Description of the task —
Could you extract every entry below and reproduce it exactly?

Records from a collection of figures
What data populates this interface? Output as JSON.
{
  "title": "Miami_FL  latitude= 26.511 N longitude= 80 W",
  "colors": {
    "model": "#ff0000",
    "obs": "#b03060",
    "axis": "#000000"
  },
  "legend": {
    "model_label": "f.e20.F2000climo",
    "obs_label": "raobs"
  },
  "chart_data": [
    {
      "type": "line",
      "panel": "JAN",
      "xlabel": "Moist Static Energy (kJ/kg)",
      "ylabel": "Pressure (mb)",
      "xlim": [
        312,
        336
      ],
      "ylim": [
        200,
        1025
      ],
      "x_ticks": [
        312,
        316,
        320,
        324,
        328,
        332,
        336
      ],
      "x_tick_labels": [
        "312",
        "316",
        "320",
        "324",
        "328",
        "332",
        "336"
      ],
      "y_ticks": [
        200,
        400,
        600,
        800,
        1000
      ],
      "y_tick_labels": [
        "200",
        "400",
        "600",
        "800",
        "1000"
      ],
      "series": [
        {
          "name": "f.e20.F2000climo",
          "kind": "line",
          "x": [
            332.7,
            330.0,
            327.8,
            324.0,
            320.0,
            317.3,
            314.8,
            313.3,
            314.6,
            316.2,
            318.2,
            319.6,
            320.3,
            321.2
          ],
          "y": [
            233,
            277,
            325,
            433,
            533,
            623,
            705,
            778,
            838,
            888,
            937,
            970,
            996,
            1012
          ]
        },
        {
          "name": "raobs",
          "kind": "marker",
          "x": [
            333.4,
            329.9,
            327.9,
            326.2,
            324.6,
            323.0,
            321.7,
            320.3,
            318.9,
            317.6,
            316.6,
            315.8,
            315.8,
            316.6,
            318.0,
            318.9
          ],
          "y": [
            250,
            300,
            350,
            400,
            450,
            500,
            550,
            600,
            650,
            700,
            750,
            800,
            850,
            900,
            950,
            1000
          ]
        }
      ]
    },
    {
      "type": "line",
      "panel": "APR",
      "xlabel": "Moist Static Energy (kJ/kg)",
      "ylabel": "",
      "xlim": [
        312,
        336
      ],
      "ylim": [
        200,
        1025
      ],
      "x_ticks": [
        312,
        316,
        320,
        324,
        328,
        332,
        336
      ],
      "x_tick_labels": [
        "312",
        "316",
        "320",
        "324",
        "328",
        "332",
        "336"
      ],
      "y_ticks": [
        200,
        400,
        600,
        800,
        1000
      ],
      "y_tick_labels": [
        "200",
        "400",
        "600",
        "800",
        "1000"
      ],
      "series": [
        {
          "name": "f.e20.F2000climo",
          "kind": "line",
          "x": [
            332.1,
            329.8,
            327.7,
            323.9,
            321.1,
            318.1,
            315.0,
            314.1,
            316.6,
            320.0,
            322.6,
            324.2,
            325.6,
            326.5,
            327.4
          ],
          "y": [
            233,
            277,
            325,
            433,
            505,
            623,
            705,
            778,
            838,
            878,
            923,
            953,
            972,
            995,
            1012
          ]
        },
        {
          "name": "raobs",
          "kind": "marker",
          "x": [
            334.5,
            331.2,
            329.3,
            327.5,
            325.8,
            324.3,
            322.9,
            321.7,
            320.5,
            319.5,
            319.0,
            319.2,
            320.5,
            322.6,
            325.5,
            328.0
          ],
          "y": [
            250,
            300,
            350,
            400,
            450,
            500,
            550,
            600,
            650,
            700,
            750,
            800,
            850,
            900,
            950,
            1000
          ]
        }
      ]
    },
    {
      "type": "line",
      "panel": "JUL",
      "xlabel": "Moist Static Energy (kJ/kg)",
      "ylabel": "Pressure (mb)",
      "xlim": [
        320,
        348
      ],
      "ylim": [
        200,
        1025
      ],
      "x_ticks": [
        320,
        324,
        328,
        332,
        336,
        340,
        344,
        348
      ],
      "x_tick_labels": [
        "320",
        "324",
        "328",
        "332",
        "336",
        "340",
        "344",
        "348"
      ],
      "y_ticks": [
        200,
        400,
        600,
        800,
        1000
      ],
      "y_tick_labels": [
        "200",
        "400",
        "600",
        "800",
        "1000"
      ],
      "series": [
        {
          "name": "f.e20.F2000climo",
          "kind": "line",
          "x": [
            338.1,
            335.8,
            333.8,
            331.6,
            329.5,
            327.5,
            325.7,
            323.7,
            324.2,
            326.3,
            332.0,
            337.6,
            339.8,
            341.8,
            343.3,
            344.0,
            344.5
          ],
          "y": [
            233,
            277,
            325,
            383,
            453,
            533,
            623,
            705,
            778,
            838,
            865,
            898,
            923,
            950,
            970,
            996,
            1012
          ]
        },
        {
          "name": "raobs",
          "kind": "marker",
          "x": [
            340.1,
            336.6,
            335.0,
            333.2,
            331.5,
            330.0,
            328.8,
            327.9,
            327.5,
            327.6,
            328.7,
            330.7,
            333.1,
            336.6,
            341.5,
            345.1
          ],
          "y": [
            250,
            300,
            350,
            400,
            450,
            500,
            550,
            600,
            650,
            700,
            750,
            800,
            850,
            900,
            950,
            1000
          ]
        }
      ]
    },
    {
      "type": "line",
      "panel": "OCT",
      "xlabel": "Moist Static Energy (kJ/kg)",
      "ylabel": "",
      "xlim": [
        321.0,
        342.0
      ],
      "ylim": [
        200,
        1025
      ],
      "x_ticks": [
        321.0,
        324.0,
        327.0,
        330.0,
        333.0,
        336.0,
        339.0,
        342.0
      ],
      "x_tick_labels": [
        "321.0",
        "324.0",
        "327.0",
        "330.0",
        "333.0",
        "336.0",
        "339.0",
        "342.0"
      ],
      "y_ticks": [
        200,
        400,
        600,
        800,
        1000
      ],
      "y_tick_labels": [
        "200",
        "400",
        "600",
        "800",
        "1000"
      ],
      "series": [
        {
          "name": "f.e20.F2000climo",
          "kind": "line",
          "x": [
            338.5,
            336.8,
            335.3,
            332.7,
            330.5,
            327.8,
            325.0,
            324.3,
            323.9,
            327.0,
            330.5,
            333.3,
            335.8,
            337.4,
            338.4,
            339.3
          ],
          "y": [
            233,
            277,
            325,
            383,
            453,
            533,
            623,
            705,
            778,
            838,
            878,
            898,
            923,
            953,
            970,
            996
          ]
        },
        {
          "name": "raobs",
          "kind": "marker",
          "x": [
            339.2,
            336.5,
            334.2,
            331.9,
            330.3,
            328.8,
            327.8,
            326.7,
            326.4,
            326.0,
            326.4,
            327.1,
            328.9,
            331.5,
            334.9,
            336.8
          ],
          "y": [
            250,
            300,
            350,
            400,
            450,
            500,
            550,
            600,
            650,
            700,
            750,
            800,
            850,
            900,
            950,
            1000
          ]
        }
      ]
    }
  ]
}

The completed task —
What data populates this interface? Output as JSON.
{
  "title": "Miami_FL  latitude= 26.511 N longitude= 80 W",
  "colors": {
    "model": "#ff0000",
    "obs": "#b03060",
    "axis": "#000000"
  },
  "legend": {
    "model_label": "f.e20.F2000climo",
    "obs_label": "raobs"
  },
  "chart_data": [
    {
      "type": "line",
      "panel": "JAN",
      "xlabel": "Moist Static Energy (kJ/kg)",
      "ylabel": "Pressure (mb)",
      "xlim": [
        312,
        336
      ],
      "ylim": [
        200,
        1025
      ],
      "x_ticks": [
        312,
        316,
        320,
        324,
        328,
        332,
        336
      ],
      "x_tick_labels": [
        "312",
        "316",
        "320",
        "324",
        "328",
        "332",
        "336"
      ],
      "y_ticks": [
        200,
        400,
        600,
        800,
        1000
      ],
      "y_tick_labels": [
        "200",
        "400",
        "600",
        "800",
        "1000"
      ],
      "series": [
        {
          "name": "f.e20.F2000climo",
          "kind": "line",
          "x": [
            332.7,
            330.0,
            327.8,
            324.0,
            320.0,
            317.3,
            314.8,
            313.3,
            314.6,
            316.2,
            318.2,
            319.6,
            320.3,
            321.2
          ],
          "y": [
            233,
            277,
            325,
            433,
            533,
            623,
            705,
            778,
            838,
            888,
            937,
            970,
            996,
            1012
          ]
        },
        {
          "name": "raobs",
          "kind": "marker",
          "x": [
            333.4,
            329.9,
            327.9,
            326.2,
            324.6,
            323.0,
            321.7,
            320.3,
            318.9,
            317.6,
            316.6,
            315.8,
            315.8,
            316.6,
            318.0,
            318.9
          ],
          "y": [
            250,
            300,
            350,
            400,
            450,
            500,
            550,
            600,
            650,
            700,
            750,
            800,
            850,
            900,
            950,
            1000
          ]
        }
      ]
    },
    {
      "type": "line",
      "panel": "APR",
      "xlabel": "Moist Static Energy (kJ/kg)",
      "ylabel": "",
      "xlim": [
        312,
        336
      ],
      "ylim": [
        200,
        1025
      ],
      "x_ticks": [
        312,
        316,
        320,
        324,
        328,
        332,
        336
      ],
      "x_tick_labels": [
        "312",
        "316",
        "320",
        "324",
        "328",
        "332",
        "336"
      ],
      "y_ticks": [
        200,
        400,
        600,
        800,
        1000
      ],
      "y_tick_labels": [
        "200",
        "400",
        "600",
        "800",
        "1000"
      ],
      "series": [
        {
          "name": "f.e20.F2000climo",
          "kind": "line",
          "x": [
            332.1,
            329.8,
            327.7,
            323.9,
            321.1,
            318.1,
            315.0,
            314.1,
            316.6,
            320.0,
            322.6,
            324.2,
            325.6,
            326.5,
            327.4
          ],
          "y": [
            233,
            277,
            325,
            433,
            505,
            623,
            705,
            778,
            838,
            878,
            923,
            953,
            972,
            995,
            1012
          ]
        },
        {
          "name": "raobs",
          "kind": "marker",
          "x": [
            334.5,
            331.2,
            329.3,
            327.5,
            325.8,
            324.3,
            322.9,
            321.7,
            320.5,
            319.5,
            319.0,
            319.2,
            320.5,
            322.6,
            325.5,
            328.0
          ],
          "y": [
            250,
            300,
            350,
            400,
            450,
            500,
            550,
            600,
            650,
            700,
            750,
            800,
            850,
            900,
            950,
            1000
          ]
        }
      ]
    },
    {
      "type": "line",
      "panel": "JUL",
      "xlabel": "Moist Static Energy (kJ/kg)",
      "ylabel": "Pressure (mb)",
      "xlim": [
        320,
        348
      ],
      "ylim": [
        200,
        1025
      ],
      "x_ticks": [
        320,
        324,
        328,
        332,
        336,
        340,
        344,
        348
      ],
      "x_tick_labels": [
        "320",
        "324",
        "328",
        "332",
        "336",
        "340",
        "344",
        "348"
      ],
      "y_ticks": [
        200,
        400,
        600,
        800,
        1000
      ],
      "y_tick_labels": [
        "200",
        "400",
        "600",
        "800",
        "1000"
      ],
      "series": [
        {
          "name": "f.e20.F2000climo",
          "kind": "line",
          "x": [
            338.1,
            335.8,
            333.8,
            331.6,
            329.5,
            327.5,
            325.7,
            323.7,
            324.2,
            326.3,
            332.0,
            337.6,
            339.8,
            341.8,
            343.3,
            344.0,
            344.5
          ],
          "y": [
            233,
            277,
            325,
            383,
            453,
            533,
            623,
            705,
            778,
            838,
            865,
            898,
            923,
            950,
            970,
            996,
            1012
          ]
        },
        {
          "name": "raobs",
          "kind": "marker",
          "x": [
            340.1,
            336.6,
            335.0,
            333.2,
            331.5,
            330.0,
            328.8,
            327.9,
            327.5,
            327.6,
            328.7,
            330.7,
            333.1,
            336.6,
            341.5,
            345.1
          ],
          "y": [
            250,
            300,
            350,
            400,
            450,
            500,
            550,
            600,
            650,
            700,
            750,
            800,
            850,
            900,
            950,
            1000
          ]
        }
      ]
    },
    {
      "type": "line",
      "panel": "OCT",
      "xlabel": "Moist Static Energy (kJ/kg)",
      "ylabel": "",
      "xlim": [
        321.0,
        342.0
      ],
      "ylim": [
        200,
        1025
      ],
      "x_ticks": [
        321.0,
        324.0,
        327.0,
        330.0,
        333.0,
        336.0,
        339.0,
        342.0
      ],
      "x_tick_labels": [
        "321.0",
        "324.0",
        "327.0",
        "330.0",
        "333.0",
        "336.0",
        "339.0",
        "342.0"
      ],
      "y_ticks": [
        200,
        400,
        600,
        800,
        1000
      ],
      "y_tick_labels": [
        "200",
        "400",
        "600",
        "800",
        "1000"
      ],
      "series": [
        {
          "name": "f.e20.F2000climo",
          "kind": "line",
          "x": [
            338.5,
            336.8,
            335.3,
            332.7,
            330.5,
            327.8,
            325.0,
            324.3,
            323.9,
            327.0,
            330.5,
            333.3,
            335.8,
            337.4,
            338.4,
            339.3
          ],
          "y": [
            233,
            277,
            325,
            383,
            453,
            533,
            623,
            705,
            778,
            838,
            878,
            898,
            923,
            953,
            970,
            996
          ]
        },
        {
          "name": "raobs",
          "kind": "marker",
          "x": [
            339.2,
            336.5,
            334.2,
            331.9,
            330.3,
            328.8,
            327.8,
            326.7,
            326.4,
            326.0,
            326.4,
            327.1,
            328.9,
            331.5,
            334.9,
            336.8
          ],
          "y": [
            250,
            300,
            350,
            400,
            450,
            500,
            550,
            600,
            650,
            700,
            750,
            800,
            850,
            900,
            950,
            1000
          ]
        }
      ]
    }
  ]
}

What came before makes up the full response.